Exercise description: Please write out each entry exactly as it appears.

Start of Extracted material

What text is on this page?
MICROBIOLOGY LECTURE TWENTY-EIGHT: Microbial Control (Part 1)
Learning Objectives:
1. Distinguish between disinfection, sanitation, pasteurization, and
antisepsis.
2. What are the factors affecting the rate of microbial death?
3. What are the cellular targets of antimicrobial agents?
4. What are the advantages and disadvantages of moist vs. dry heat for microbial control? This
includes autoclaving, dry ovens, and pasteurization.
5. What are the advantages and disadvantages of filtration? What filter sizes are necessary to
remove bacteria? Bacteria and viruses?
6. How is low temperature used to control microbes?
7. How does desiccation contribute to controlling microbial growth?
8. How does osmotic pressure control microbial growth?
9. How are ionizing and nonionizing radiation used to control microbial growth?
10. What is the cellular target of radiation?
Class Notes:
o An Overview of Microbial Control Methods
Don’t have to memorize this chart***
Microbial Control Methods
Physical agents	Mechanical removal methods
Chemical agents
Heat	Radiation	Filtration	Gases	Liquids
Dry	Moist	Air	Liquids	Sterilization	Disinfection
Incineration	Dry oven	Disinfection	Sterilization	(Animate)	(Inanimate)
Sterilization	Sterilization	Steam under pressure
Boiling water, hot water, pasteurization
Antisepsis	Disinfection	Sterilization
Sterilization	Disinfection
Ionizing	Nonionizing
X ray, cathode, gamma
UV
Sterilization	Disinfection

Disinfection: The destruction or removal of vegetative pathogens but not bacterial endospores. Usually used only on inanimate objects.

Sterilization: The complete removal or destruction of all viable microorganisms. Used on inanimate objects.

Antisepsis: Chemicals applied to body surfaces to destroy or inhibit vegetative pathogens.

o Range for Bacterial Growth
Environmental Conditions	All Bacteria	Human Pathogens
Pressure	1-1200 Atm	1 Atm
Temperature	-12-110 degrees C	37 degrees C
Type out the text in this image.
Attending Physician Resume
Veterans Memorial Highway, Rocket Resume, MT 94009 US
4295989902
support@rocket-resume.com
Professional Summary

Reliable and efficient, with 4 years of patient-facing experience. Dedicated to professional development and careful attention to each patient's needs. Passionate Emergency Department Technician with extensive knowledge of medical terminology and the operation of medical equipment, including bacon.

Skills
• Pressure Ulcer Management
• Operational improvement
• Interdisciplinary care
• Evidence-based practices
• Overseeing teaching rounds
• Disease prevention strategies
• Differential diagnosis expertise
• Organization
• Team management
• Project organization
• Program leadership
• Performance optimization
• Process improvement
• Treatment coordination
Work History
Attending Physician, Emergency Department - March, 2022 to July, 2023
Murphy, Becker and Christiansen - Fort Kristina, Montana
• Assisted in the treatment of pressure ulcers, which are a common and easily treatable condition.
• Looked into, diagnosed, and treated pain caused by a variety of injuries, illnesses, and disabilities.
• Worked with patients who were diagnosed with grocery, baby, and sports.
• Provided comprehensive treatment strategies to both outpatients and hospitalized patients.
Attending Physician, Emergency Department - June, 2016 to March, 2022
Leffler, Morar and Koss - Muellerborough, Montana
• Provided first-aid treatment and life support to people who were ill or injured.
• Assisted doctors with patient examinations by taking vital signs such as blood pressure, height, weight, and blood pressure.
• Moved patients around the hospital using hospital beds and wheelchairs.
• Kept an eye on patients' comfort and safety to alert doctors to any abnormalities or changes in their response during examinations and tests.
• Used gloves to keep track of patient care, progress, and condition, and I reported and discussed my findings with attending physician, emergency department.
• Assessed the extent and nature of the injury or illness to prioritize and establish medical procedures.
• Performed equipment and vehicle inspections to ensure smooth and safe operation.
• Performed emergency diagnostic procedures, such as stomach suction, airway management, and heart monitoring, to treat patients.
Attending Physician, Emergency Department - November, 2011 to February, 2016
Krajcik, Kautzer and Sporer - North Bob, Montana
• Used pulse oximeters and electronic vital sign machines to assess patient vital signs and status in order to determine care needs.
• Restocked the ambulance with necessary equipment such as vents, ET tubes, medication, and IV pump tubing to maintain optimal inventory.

End of Extracted material

Result for this exercise:
What text is on this page?
MICROBIOLOGY LECTURE TWENTY-EIGHT: Microbial Control (Part 1)
Learning Objectives:
1. Distinguish between disinfection, sanitation, pasteurization, and
antisepsis.
2. What are the factors affecting the rate of microbial death?
3. What are the cellular targets of antimicrobial agents?
4. What are the advantages and disadvantages of moist vs. dry heat for microbial control? This
includes autoclaving, dry ovens, and pasteurization.
5. What are the advantages and disadvantages of filtration? What filter sizes are necessary to
remove bacteria? Bacteria and viruses?
6. How is low temperature used to control microbes?
7. How does desiccation contribute to controlling microbial growth?
8. How does osmotic pressure control microbial growth?
9. How are ionizing and nonionizing radiation used to control microbial growth?
10. What is the cellular target of radiation?
Class Notes:
o An Overview of Microbial Control Methods
Don’t have to memorize this chart***
Microbial Control Methods
Physical agents	Mechanical removal methods
Chemical agents
Heat	Radiation	Filtration	Gases	Liquids
Dry	Moist	Air	Liquids	Sterilization	Disinfection
Incineration	Dry oven	Disinfection	Sterilization	(Animate)	(Inanimate)
Sterilization	Sterilization	Steam under pressure
Boiling water, hot water, pasteurization
Antisepsis	Disinfection	Sterilization
Sterilization	Disinfection
Ionizing	Nonionizing
X ray, cathode, gamma
UV
Sterilization	Disinfection

Disinfection: The destruction or removal of vegetative pathogens but not bacterial endospores. Usually used only on inanimate objects.

Sterilization: The complete removal or destruction of all viable microorganisms. Used on inanimate objects.

Antisepsis: Chemicals applied to body surfaces to destroy or inhibit vegetative pathogens.

o Range for Bacterial Growth
Environmental Conditions	All Bacteria	Human Pathogens
Pressure	1-1200 Atm	1 Atm
Temperature	-12-110 degrees C	37 degrees C
Type out the text in this image.
Attending Physician Resume
Veterans Memorial Highway, Rocket Resume, MT 94009 US
4295989902
support@rocket-resume.com
Professional Summary

Reliable and efficient, with 4 years of patient-facing experience. Dedicated to professional development and careful attention to each patient's needs. Passionate Emergency Department Technician with extensive knowledge of medical terminology and the operation of medical equipment, including bacon.

Skills
• Pressure Ulcer Management
• Operational improvement
• Interdisciplinary care
• Evidence-based practices
• Overseeing teaching rounds
• Disease prevention strategies
• Differential diagnosis expertise
• Organization
• Team management
• Project organization
• Program leadership
• Performance optimization
• Process improvement
• Treatment coordination
Work History
Attending Physician, Emergency Department - March, 2022 to July, 2023
Murphy, Becker and Christiansen - Fort Kristina, Montana
• Assisted in the treatment of pressure ulcers, which are a common and easily treatable condition.
• Looked into, diagnosed, and treated pain caused by a variety of injuries, illnesses, and disabilities.
• Worked with patients who were diagnosed with grocery, baby, and sports.
• Provided comprehensive treatment strategies to both outpatients and hospitalized patients.
Attending Physician, Emergency Department - June, 2016 to March, 2022
Leffler, Morar and Koss - Muellerborough, Montana
• Provided first-aid treatment and life support to people who were ill or injured.
• Assisted doctors with patient examinations by taking vital signs such as blood pressure, height, weight, and blood pressure.
• Moved patients around the hospital using hospital beds and wheelchairs.
• Kept an eye on patients' comfort and safety to alert doctors to any abnormalities or changes in their response during examinations and tests.
• Used gloves to keep track of patient care, progress, and condition, and I reported and discussed my findings with attending physician, emergency department.
• Assessed the extent and nature of the injury or illness to prioritize and establish medical procedures.
• Performed equipment and vehicle inspections to ensure smooth and safe operation.
• Performed emergency diagnostic procedures, such as stomach suction, airway management, and heart monitoring, to treat patients.
Attending Physician, Emergency Department - November, 2011 to February, 2016
Krajcik, Kautzer and Sporer - North Bob, Montana
• Used pulse oximeters and electronic vital sign machines to assess patient vital signs and status in order to determine care needs.
• Restocked the ambulance with necessary equipment such as vents, ET tubes, medication, and IV pump tubing to maintain optimal inventory.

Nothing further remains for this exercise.